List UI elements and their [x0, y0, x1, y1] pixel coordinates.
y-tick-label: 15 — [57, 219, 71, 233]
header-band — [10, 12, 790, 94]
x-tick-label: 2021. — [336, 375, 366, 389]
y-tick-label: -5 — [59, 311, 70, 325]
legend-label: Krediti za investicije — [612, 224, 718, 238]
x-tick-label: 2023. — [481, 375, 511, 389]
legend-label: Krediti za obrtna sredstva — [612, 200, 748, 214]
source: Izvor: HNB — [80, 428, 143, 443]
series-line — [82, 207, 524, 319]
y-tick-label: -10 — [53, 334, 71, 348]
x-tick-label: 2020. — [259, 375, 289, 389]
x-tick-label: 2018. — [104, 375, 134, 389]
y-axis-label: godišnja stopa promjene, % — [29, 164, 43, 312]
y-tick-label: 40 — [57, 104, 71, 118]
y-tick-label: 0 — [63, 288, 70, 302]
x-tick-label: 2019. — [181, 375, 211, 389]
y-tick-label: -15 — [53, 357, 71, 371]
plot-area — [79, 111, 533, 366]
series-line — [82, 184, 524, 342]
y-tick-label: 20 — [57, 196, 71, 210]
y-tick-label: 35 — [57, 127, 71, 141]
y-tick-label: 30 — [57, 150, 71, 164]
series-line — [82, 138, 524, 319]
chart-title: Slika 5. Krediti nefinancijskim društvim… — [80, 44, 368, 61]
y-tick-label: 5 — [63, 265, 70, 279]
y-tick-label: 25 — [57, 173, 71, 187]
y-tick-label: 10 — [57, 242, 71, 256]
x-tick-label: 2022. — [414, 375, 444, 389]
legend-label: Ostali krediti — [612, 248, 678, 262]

-=-=-

§ **Instructions to follow**
Which of the lines above contain the string "series"? Copy each of those lines in full.

§ **Solved exercise**
series-line — [82, 207, 524, 319]
series-line — [82, 184, 524, 342]
series-line — [82, 138, 524, 319]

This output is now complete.